Kutipan Teks.

­

Review: Goodbye, Things - Fumio Sasaki

January 09, 2021



Judul Buku: Goodbye, Things
Penulis: Fumio Sasaki
Kategori: Pengembangan Diri
Penerbit: Gramedia Pustaka Utama (GPU)
Tahun Terbit: 2018
Jumlah Halaman: 269 Halaman
ISBN: 978-602-03-9840-2
Rating: 4/5

Fumio Sasaki bukan ahli dalam hal minimalisme; ia hanya pria biasa yang mudah tertekan di tempat kerja, tidak percaya diri, dan terus-menerus membandingkan diri dengan orang lain—sampai suatu hari, ia memutuskan untuk mengubah hidupnya dengan mengurangi barang yang ia miliki. Manfaat luar biasa langsung ia rasakan: tanpa semua "barangnya", Sasaki akhirnya merasakan kebebasan sejati, kedamaian pikiran, dan penghargaan terhadap momen saat ini.

Deskripsi Tugas. Jelaskan mengapa ulasan buku Goodbye, Things menyatakan bahwa Fumio Sasaki bukan ahli dalam hal minimalisme.

Data yang Disediakan.

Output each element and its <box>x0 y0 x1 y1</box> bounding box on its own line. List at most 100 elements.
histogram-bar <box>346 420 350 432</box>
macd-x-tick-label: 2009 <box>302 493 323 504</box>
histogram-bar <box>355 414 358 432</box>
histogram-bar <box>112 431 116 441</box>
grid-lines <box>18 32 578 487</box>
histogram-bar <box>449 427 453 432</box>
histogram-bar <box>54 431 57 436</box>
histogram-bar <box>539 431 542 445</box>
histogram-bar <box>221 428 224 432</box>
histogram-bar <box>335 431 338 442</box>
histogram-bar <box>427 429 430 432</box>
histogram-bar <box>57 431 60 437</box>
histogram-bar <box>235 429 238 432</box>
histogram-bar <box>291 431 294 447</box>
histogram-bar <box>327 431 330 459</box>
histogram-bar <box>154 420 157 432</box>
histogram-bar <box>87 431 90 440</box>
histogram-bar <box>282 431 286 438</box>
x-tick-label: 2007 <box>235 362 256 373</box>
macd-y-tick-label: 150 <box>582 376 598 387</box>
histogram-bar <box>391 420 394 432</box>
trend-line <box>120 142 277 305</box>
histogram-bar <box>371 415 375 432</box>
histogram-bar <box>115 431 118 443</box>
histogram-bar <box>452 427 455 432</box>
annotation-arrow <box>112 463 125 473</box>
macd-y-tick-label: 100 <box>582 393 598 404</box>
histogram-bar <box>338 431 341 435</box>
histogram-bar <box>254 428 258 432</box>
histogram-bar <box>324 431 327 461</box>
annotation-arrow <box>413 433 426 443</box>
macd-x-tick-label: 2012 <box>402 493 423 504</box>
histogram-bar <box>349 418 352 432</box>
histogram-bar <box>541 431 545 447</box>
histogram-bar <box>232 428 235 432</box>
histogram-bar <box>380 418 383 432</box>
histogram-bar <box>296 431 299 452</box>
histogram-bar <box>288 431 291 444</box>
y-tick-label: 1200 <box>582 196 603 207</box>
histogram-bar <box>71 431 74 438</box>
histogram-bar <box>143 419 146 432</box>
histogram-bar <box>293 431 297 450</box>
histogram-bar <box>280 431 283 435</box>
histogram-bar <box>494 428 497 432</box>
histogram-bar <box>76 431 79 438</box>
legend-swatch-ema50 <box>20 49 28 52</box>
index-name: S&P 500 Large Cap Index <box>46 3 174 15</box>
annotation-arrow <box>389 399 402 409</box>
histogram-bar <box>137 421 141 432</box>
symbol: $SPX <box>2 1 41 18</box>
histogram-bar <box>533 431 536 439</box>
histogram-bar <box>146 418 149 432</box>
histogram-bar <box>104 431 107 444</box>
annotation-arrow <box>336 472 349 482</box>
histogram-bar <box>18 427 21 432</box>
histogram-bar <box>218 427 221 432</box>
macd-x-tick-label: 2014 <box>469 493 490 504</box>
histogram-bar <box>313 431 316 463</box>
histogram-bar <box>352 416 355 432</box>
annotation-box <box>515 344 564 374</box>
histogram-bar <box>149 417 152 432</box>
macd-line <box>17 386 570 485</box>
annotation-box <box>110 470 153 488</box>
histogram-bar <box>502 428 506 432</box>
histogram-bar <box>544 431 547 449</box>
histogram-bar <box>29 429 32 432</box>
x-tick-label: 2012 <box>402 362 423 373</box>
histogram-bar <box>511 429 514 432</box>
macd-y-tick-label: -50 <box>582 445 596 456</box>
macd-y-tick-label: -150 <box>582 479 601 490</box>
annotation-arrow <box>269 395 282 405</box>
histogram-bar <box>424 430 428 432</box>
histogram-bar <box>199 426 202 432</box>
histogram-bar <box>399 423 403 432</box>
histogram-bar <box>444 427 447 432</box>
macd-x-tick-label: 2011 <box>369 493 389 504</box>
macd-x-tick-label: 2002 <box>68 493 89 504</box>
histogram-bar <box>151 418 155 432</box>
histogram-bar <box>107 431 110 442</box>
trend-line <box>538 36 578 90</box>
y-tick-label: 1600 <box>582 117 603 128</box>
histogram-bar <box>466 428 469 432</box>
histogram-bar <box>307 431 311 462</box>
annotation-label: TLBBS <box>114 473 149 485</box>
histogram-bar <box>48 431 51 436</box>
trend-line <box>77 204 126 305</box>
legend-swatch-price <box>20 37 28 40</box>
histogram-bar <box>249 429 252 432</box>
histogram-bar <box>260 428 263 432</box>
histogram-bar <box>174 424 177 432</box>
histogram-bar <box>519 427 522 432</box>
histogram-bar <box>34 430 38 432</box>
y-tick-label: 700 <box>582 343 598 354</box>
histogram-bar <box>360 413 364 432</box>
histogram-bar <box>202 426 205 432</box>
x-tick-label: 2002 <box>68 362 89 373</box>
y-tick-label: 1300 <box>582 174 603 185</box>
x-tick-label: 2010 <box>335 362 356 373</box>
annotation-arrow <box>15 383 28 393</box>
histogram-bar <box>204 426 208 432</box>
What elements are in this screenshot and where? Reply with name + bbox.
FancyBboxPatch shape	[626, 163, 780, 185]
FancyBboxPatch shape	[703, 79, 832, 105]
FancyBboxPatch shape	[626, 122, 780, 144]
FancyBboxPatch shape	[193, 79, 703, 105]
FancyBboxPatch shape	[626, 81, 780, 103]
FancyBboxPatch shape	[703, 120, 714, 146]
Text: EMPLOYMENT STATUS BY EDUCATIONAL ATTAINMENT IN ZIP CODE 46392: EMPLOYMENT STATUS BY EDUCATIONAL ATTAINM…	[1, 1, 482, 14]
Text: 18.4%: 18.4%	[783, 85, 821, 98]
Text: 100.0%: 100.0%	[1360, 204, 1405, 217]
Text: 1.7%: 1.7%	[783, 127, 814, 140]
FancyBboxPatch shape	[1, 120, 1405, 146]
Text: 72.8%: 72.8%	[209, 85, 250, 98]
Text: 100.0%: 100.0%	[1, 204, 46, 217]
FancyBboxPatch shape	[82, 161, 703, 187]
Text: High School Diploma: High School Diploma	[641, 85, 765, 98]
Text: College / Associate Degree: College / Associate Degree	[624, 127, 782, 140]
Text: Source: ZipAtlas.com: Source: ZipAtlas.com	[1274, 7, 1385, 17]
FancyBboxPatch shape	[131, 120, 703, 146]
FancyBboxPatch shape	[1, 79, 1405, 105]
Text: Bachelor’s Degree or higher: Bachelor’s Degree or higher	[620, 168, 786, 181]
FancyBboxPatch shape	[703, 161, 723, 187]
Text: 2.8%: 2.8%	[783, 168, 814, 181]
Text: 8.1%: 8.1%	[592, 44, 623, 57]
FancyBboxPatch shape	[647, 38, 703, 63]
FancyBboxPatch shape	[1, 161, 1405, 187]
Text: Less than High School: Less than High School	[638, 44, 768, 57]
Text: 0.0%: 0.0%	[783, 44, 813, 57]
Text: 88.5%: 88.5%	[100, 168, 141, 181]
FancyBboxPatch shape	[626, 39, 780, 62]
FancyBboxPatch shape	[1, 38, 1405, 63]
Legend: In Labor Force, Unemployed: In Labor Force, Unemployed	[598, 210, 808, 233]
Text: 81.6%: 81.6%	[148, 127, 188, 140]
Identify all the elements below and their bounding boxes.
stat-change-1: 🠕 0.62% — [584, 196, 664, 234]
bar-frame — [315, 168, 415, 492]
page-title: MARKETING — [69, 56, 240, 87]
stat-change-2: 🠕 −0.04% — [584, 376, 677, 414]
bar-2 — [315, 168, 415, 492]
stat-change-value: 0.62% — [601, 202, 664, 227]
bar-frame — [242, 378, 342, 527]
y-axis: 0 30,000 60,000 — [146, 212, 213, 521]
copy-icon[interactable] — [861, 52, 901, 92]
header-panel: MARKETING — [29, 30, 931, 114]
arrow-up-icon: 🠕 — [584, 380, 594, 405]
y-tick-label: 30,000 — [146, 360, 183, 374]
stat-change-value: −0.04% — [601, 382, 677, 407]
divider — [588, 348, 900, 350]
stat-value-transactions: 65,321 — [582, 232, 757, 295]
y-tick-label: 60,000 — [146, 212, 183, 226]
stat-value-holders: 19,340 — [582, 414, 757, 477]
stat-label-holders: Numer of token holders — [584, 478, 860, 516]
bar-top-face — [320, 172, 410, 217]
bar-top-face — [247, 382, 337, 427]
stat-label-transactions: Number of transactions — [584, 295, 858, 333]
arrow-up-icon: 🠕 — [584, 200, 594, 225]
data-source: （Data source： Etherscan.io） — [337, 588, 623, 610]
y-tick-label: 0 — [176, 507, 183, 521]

Keluaran yang Diharapkan. Ulasan tersebut menyebut Sasaki hanya pria biasa. Ia mudah tertekan di tempat kerja, tidak percaya diri, dan terus-menerus membandingkan diri dengan orang lain, sampai suatu hari ia memutuskan untuk mengubah hidupnya dengan mengurangi barang yang ia miliki.